* SHORT TASK: Only a number is wanted: how many lines in the records below contain "Microsoft"?

* THE RECORDS:
——————

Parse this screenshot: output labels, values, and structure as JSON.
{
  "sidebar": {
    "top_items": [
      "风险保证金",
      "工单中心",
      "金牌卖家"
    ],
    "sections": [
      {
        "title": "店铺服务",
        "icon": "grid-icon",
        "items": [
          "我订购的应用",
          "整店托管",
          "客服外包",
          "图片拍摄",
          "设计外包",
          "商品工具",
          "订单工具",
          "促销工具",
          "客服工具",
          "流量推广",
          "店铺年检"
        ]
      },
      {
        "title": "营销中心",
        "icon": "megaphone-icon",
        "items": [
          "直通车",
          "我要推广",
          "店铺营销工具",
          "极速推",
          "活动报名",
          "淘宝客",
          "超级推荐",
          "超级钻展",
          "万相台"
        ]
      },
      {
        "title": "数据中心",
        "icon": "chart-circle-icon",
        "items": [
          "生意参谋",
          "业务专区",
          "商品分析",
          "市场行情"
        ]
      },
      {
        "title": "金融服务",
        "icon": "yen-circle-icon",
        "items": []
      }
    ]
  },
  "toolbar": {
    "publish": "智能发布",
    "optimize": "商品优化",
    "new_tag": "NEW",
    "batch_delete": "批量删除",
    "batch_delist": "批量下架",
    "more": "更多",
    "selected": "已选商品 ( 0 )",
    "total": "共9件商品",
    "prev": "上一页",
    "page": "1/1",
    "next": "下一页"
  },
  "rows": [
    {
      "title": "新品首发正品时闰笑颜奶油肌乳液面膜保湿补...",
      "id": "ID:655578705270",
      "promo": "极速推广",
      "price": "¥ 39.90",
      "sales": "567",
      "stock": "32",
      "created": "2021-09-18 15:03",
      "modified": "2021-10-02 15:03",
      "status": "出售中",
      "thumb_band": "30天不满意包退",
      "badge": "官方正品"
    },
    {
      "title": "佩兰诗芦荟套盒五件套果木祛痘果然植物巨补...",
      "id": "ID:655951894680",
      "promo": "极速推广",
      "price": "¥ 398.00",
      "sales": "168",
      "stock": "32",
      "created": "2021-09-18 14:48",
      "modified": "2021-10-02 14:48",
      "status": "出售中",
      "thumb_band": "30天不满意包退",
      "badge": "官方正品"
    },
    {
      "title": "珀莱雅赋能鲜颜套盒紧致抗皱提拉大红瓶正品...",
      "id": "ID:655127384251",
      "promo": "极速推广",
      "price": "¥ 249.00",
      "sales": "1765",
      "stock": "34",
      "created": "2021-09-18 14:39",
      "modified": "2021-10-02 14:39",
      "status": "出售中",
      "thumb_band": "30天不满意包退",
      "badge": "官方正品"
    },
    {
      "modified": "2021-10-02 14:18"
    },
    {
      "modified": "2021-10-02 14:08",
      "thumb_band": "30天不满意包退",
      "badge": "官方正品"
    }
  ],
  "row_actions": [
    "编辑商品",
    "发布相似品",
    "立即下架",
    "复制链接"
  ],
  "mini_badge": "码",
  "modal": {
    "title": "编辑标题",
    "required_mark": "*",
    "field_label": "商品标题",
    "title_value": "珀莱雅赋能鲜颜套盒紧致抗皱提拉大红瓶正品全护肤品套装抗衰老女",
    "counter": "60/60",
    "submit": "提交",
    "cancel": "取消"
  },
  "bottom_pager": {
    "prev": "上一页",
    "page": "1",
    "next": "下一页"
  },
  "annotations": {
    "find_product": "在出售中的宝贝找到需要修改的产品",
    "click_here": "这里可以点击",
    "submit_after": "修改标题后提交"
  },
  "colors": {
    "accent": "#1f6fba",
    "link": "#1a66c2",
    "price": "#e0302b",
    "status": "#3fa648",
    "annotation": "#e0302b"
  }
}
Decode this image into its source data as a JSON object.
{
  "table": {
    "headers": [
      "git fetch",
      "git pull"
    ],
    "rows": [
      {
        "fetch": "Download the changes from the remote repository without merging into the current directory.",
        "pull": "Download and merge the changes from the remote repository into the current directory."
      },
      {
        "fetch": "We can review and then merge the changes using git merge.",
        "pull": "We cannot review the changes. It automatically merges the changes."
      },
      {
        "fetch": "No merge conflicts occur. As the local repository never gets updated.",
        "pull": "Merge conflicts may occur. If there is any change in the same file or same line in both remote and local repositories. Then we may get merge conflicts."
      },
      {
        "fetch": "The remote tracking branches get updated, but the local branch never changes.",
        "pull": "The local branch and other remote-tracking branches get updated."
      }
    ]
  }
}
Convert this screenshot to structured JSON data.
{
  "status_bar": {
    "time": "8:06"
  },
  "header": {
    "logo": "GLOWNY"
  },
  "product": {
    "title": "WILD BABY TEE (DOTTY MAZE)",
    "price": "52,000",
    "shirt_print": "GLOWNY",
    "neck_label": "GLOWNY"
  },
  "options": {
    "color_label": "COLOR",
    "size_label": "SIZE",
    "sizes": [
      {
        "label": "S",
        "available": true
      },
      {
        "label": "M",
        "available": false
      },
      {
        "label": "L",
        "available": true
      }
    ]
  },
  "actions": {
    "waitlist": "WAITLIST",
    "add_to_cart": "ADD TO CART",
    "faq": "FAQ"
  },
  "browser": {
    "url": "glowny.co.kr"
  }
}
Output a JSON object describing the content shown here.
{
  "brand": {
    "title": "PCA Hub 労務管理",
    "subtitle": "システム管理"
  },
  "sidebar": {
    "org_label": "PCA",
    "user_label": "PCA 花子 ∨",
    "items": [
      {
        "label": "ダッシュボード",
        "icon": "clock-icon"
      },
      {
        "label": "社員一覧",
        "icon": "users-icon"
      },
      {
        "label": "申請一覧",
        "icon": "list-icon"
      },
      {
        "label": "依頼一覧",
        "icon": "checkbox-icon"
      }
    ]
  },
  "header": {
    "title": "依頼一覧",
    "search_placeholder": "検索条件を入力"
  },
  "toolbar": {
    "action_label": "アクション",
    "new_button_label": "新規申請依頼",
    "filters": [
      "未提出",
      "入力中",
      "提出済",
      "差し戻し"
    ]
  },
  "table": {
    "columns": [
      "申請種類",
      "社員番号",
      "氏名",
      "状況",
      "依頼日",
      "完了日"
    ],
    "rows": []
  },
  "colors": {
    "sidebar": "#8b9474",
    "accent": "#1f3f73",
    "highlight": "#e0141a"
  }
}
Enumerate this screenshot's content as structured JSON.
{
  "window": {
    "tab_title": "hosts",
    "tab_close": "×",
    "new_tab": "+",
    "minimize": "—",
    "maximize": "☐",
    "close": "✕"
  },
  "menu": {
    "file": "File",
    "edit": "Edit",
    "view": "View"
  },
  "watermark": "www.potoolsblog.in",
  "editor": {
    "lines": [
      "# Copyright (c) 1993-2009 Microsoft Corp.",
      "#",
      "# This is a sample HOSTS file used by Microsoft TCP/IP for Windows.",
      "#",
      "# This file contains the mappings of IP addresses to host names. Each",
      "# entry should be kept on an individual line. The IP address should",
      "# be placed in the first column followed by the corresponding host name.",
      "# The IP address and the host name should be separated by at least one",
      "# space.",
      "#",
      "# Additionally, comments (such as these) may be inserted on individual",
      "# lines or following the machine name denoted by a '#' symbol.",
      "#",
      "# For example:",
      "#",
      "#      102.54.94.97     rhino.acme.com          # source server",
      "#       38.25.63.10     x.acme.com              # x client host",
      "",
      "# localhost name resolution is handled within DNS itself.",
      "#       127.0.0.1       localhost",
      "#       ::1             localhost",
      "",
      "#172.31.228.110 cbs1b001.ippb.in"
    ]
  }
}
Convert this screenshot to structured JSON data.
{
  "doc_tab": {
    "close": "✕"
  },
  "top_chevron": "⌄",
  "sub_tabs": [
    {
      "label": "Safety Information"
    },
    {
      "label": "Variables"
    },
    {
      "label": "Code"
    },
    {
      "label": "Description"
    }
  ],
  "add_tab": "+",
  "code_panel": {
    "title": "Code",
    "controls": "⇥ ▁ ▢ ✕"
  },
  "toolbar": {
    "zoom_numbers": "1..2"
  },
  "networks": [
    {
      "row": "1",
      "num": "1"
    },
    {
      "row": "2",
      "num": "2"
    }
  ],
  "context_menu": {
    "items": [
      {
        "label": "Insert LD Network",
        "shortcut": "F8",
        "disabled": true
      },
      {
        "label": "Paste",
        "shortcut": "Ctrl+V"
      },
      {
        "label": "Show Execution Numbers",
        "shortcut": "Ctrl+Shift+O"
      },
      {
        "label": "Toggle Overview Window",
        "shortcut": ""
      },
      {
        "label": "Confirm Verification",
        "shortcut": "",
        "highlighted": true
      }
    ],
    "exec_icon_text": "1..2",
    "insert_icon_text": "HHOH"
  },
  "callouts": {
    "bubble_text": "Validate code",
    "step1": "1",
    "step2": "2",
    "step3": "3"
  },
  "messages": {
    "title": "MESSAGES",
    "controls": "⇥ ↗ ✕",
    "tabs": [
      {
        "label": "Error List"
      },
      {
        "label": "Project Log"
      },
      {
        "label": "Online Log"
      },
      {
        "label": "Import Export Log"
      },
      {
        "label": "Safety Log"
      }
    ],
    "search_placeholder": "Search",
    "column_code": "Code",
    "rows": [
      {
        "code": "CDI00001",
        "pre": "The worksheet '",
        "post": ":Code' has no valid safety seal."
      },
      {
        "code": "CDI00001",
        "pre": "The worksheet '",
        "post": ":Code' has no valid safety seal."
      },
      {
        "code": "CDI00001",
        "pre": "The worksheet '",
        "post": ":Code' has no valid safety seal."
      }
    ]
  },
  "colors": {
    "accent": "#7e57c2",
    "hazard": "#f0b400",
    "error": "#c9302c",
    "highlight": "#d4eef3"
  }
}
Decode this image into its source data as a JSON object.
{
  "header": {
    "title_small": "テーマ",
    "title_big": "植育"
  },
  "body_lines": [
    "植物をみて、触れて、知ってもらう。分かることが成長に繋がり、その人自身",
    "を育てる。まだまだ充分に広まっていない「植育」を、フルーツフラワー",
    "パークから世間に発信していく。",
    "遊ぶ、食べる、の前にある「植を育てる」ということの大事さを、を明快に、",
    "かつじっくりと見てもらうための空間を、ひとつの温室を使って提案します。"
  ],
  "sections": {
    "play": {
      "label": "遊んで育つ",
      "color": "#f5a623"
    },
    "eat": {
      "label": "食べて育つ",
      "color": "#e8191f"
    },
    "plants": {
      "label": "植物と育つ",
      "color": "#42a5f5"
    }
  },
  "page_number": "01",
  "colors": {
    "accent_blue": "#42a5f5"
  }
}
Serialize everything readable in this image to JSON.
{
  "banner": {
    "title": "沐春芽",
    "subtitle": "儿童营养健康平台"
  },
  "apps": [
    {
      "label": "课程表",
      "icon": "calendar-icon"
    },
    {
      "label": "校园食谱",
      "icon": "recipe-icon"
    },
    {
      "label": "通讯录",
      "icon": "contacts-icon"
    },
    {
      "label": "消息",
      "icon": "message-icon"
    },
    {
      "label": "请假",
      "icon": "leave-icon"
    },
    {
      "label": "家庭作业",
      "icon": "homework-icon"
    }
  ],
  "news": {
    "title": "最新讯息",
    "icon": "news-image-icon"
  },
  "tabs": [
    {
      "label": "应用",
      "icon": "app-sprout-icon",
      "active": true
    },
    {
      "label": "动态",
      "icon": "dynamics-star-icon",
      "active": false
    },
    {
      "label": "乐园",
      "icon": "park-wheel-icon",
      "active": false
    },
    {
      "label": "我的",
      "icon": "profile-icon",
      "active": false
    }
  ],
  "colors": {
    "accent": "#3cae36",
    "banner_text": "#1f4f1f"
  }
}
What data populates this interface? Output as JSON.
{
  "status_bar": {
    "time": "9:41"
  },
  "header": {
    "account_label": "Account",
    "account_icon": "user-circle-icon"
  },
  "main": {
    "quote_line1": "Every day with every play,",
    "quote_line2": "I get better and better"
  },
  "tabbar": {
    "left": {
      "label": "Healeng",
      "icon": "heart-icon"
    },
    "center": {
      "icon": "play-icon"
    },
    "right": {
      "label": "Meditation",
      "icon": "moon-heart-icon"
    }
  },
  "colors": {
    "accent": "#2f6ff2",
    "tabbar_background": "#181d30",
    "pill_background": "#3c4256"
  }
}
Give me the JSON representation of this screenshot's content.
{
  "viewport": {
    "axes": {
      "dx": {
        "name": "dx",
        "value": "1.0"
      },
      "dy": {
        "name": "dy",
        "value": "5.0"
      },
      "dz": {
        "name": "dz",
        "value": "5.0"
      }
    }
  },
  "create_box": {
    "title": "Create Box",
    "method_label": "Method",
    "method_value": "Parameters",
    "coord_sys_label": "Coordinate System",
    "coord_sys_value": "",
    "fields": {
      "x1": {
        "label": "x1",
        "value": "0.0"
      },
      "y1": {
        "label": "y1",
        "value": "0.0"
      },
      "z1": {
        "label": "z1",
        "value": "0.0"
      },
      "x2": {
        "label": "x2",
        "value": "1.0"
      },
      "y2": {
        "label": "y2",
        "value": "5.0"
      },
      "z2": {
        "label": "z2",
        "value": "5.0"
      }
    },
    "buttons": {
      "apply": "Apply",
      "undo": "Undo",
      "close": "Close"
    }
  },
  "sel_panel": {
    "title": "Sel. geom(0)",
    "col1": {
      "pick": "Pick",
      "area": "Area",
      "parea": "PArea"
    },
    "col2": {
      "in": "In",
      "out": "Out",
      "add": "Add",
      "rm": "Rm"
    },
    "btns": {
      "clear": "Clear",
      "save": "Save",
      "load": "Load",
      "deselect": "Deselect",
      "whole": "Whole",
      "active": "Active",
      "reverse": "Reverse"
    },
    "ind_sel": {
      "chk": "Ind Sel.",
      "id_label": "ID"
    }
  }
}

——————

* OUTPUT: 2